### To do
Render these lines as a numbered list, skipping any blank lines and leaving out the pictures.

(Collection entries)
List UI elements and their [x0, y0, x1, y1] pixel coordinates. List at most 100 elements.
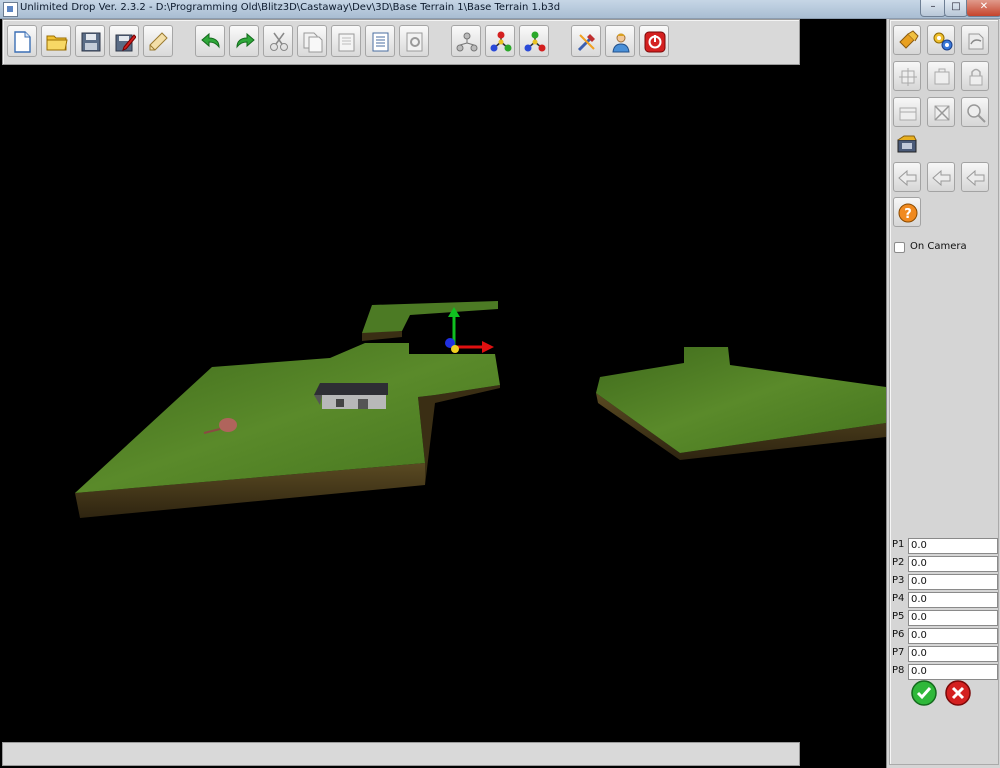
status-bar — [2, 742, 800, 766]
param-input[interactable]: 0.0 — [908, 574, 998, 590]
param-input[interactable]: 0.0 — [908, 592, 998, 608]
tools-icon — [577, 34, 595, 52]
floppy-disk-icon — [81, 32, 101, 52]
lock-object-icon — [969, 68, 983, 86]
pencil-note-icon — [149, 32, 168, 51]
svg-text:?: ? — [904, 207, 912, 222]
param-label: P1 — [892, 539, 905, 550]
rotate-object-button[interactable] — [961, 25, 989, 55]
molecule-colored-button[interactable] — [485, 25, 515, 57]
main-toolbar — [2, 19, 800, 65]
maximize-button[interactable]: □ — [944, 0, 968, 17]
group-object-icon — [899, 107, 917, 121]
arrow-left-icon — [966, 169, 985, 187]
close-button[interactable]: ✕ — [966, 0, 1000, 17]
rotate-object-icon — [968, 33, 984, 50]
on-camera-label: On Camera — [910, 241, 967, 252]
page-settings-icon — [406, 32, 423, 52]
hierarchy-icon — [456, 32, 478, 52]
paste-icon — [338, 33, 355, 52]
scale-object-button[interactable] — [927, 61, 955, 91]
camera-icon — [897, 135, 917, 153]
scale-object-icon — [934, 68, 950, 85]
house-model — [314, 383, 388, 409]
camera-button[interactable] — [893, 130, 921, 160]
help-button[interactable]: ? — [893, 197, 921, 227]
terrain-right — [596, 347, 886, 460]
param-label: P5 — [892, 611, 905, 622]
param-label: P4 — [892, 593, 905, 604]
group-object-button[interactable] — [893, 97, 921, 127]
param-label: P8 — [892, 665, 905, 676]
save-edit-icon — [115, 34, 136, 52]
save-as-button[interactable] — [109, 25, 139, 57]
open-folder-icon — [46, 35, 68, 51]
new-document-icon — [14, 31, 31, 53]
molecule-alt-icon — [524, 31, 546, 52]
gears-button[interactable] — [927, 25, 955, 55]
on-camera-checkbox[interactable] — [894, 242, 905, 253]
side-panel-inner: ? On Camera P1 0.0 P2 0.0 P3 0.0 P4 0.0 … — [889, 19, 999, 765]
arrow-left-button-2[interactable] — [927, 162, 955, 192]
arrow-left-button-3[interactable] — [961, 162, 989, 192]
document-list-icon — [372, 32, 389, 52]
properties-button[interactable] — [143, 25, 173, 57]
minimize-button[interactable]: – — [920, 0, 946, 17]
param-input[interactable]: 0.0 — [908, 628, 998, 644]
param-input[interactable]: 0.0 — [908, 646, 998, 662]
tools-button[interactable] — [571, 25, 601, 57]
param-label: P2 — [892, 557, 905, 568]
param-label: P3 — [892, 575, 905, 586]
settings-page-button[interactable] — [399, 25, 429, 57]
open-file-button[interactable] — [41, 25, 71, 57]
scissors-icon — [270, 32, 288, 51]
save-button[interactable] — [75, 25, 105, 57]
new-file-button[interactable] — [7, 25, 37, 57]
copy-button[interactable] — [297, 25, 327, 57]
user-button[interactable] — [605, 25, 635, 57]
param-label: P6 — [892, 629, 905, 640]
param-input[interactable]: 0.0 — [908, 538, 998, 554]
arrow-left-icon — [898, 169, 917, 187]
title-bar: Unlimited Drop Ver. 2.3.2 - D:\Programmi… — [0, 0, 1000, 19]
delete-object-icon — [934, 105, 950, 121]
3d-viewport[interactable] — [0, 65, 886, 741]
molecule-icon — [490, 31, 512, 52]
brush-icon — [899, 30, 919, 49]
checkmark-icon — [911, 680, 937, 706]
redo-arrow-icon — [236, 32, 255, 49]
move-object-button[interactable] — [893, 61, 921, 91]
cancel-button[interactable] — [944, 678, 972, 708]
param-input[interactable]: 0.0 — [908, 610, 998, 626]
param-label: P7 — [892, 647, 905, 658]
window-title: Unlimited Drop Ver. 2.3.2 - D:\Programmi… — [20, 2, 561, 13]
transform-gizmo[interactable] — [445, 307, 494, 353]
delete-object-button[interactable] — [927, 97, 955, 127]
question-icon: ? — [898, 203, 918, 223]
paste-button[interactable] — [331, 25, 361, 57]
arrow-left-icon — [932, 169, 951, 187]
brush-button[interactable] — [893, 25, 921, 55]
lock-object-button[interactable] — [961, 61, 989, 91]
undo-arrow-icon — [201, 32, 220, 49]
param-input[interactable]: 0.0 — [908, 556, 998, 572]
gears-icon — [933, 32, 953, 51]
apply-button[interactable] — [910, 678, 938, 708]
hierarchy-button[interactable] — [451, 25, 481, 57]
scene-canvas — [75, 301, 886, 518]
zoom-object-button[interactable] — [961, 97, 989, 127]
molecule-alt-button[interactable] — [519, 25, 549, 57]
cut-button[interactable] — [263, 25, 293, 57]
power-icon — [644, 31, 666, 53]
redo-button[interactable] — [229, 25, 259, 57]
close-icon — [945, 680, 971, 706]
terrain-left — [75, 301, 500, 518]
undo-button[interactable] — [195, 25, 225, 57]
user-icon — [612, 33, 630, 53]
document-list-button[interactable] — [365, 25, 395, 57]
app-icon — [3, 2, 18, 17]
zoom-object-icon — [967, 104, 986, 123]
arrow-left-button-1[interactable] — [893, 162, 921, 192]
power-button[interactable] — [639, 25, 669, 57]
copy-icon — [303, 32, 323, 53]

### Full answer
1. List UI elements and their [x0, y0, x1, y1] pixel coordinates. List at most 100 elements.
2. status-bar — [2, 742, 800, 766]
3. param-input[interactable]: 0.0 — [908, 574, 998, 590]
4. param-input[interactable]: 0.0 — [908, 592, 998, 608]
5. tools-icon — [577, 34, 595, 52]
6. floppy-disk-icon — [81, 32, 101, 52]
7. lock-object-icon — [969, 68, 983, 86]
8. pencil-note-icon — [149, 32, 168, 51]
9. svg-text:?: ? — [904, 207, 912, 222]
10. param-label: P1 — [892, 539, 905, 550]
11. rotate-object-button[interactable] — [961, 25, 989, 55]
12. molecule-colored-button[interactable] — [485, 25, 515, 57]
13. main-toolbar — [2, 19, 800, 65]
14. maximize-button[interactable]: □ — [944, 0, 968, 17]
15. group-object-icon — [899, 107, 917, 121]
16. arrow-left-icon — [966, 169, 985, 187]
17. close-button[interactable]: ✕ — [966, 0, 1000, 17]
18. rotate-object-icon — [968, 33, 984, 50]
19. on-camera-label: On Camera — [910, 241, 967, 252]
20. page-settings-icon — [406, 32, 423, 52]
21. hierarchy-icon — [456, 32, 478, 52]
22. paste-icon — [338, 33, 355, 52]
23. scale-object-button[interactable] — [927, 61, 955, 91]
24. camera-icon — [897, 135, 917, 153]
25. scale-object-icon — [934, 68, 950, 85]
26. house-model — [314, 383, 388, 409]
27. camera-button[interactable] — [893, 130, 921, 160]
28. help-button[interactable]: ? — [893, 197, 921, 227]
29. terrain-right — [596, 347, 886, 460]
30. param-label: P5 — [892, 611, 905, 622]
31. param-label: P4 — [892, 593, 905, 604]
32. group-object-button[interactable] — [893, 97, 921, 127]
33. param-label: P8 — [892, 665, 905, 676]
34. save-edit-icon — [115, 34, 136, 52]
35. save-as-button[interactable] — [109, 25, 139, 57]
36. open-folder-icon — [46, 35, 68, 51]
37. new-document-icon — [14, 31, 31, 53]
38. molecule-alt-icon — [524, 31, 546, 52]
39. gears-button[interactable] — [927, 25, 955, 55]
40. on-camera-checkbox[interactable] — [894, 242, 905, 253]
41. side-panel-inner: ? On Camera P1 0.0 P2 0.0 P3 0.0 P4 0.0 … — [889, 19, 999, 765]
42. arrow-left-button-2[interactable] — [927, 162, 955, 192]
43. arrow-left-button-3[interactable] — [961, 162, 989, 192]
44. document-list-icon — [372, 32, 389, 52]
45. properties-button[interactable] — [143, 25, 173, 57]
46. minimize-button[interactable]: – — [920, 0, 946, 17]
47. param-input[interactable]: 0.0 — [908, 628, 998, 644]
48. param-input[interactable]: 0.0 — [908, 646, 998, 662]
49. tools-button[interactable] — [571, 25, 601, 57]
50. param-label: P2 — [892, 557, 905, 568]
51. param-label: P3 — [892, 575, 905, 586]
52. settings-page-button[interactable] — [399, 25, 429, 57]
53. open-file-button[interactable] — [41, 25, 71, 57]
54. scissors-icon — [270, 32, 288, 51]
55. save-button[interactable] — [75, 25, 105, 57]
56. new-file-button[interactable] — [7, 25, 37, 57]
57. copy-button[interactable] — [297, 25, 327, 57]
58. user-button[interactable] — [605, 25, 635, 57]
59. param-label: P6 — [892, 629, 905, 640]
60. param-input[interactable]: 0.0 — [908, 538, 998, 554]
61. arrow-left-icon — [898, 169, 917, 187]
62. title-bar: Unlimited Drop Ver. 2.3.2 - D:\Programmi… — [0, 0, 1000, 19]
63. delete-object-icon — [934, 105, 950, 121]
64. 3d-viewport[interactable] — [0, 65, 886, 741]
65. molecule-icon — [490, 31, 512, 52]
66. brush-icon — [899, 30, 919, 49]
67. checkmark-icon — [911, 680, 937, 706]
68. redo-arrow-icon — [236, 32, 255, 49]
69. move-object-button[interactable] — [893, 61, 921, 91]
70. cancel-button[interactable] — [944, 678, 972, 708]
71. param-input[interactable]: 0.0 — [908, 610, 998, 626]
72. param-label: P7 — [892, 647, 905, 658]
73. window-title: Unlimited Drop Ver. 2.3.2 - D:\Programmi… — [20, 2, 561, 13]
74. transform-gizmo[interactable] — [445, 307, 494, 353]
75. delete-object-button[interactable] — [927, 97, 955, 127]
76. question-icon: ? — [898, 203, 918, 223]
77. paste-button[interactable] — [331, 25, 361, 57]
78. arrow-left-icon — [932, 169, 951, 187]
79. brush-button[interactable] — [893, 25, 921, 55]
80. lock-object-button[interactable] — [961, 61, 989, 91]
81. undo-arrow-icon — [201, 32, 220, 49]
82. param-input[interactable]: 0.0 — [908, 556, 998, 572]
83. gears-icon — [933, 32, 953, 51]
84. apply-button[interactable] — [910, 678, 938, 708]
85. hierarchy-button[interactable] — [451, 25, 481, 57]
86. scene-canvas — [75, 301, 886, 518]
87. zoom-object-button[interactable] — [961, 97, 989, 127]
88. molecule-alt-button[interactable] — [519, 25, 549, 57]
89. cut-button[interactable] — [263, 25, 293, 57]
90. power-icon — [644, 31, 666, 53]
91. redo-button[interactable] — [229, 25, 259, 57]
92. close-icon — [945, 680, 971, 706]
93. terrain-left — [75, 301, 500, 518]
94. undo-button[interactable] — [195, 25, 225, 57]
95. user-icon — [612, 33, 630, 53]
96. document-list-button[interactable] — [365, 25, 395, 57]
97. app-icon — [3, 2, 18, 17]
98. zoom-object-icon — [967, 104, 986, 123]
99. arrow-left-button-1[interactable] — [893, 162, 921, 192]
100. power-button[interactable] — [639, 25, 669, 57]
101. copy-icon — [303, 32, 323, 53]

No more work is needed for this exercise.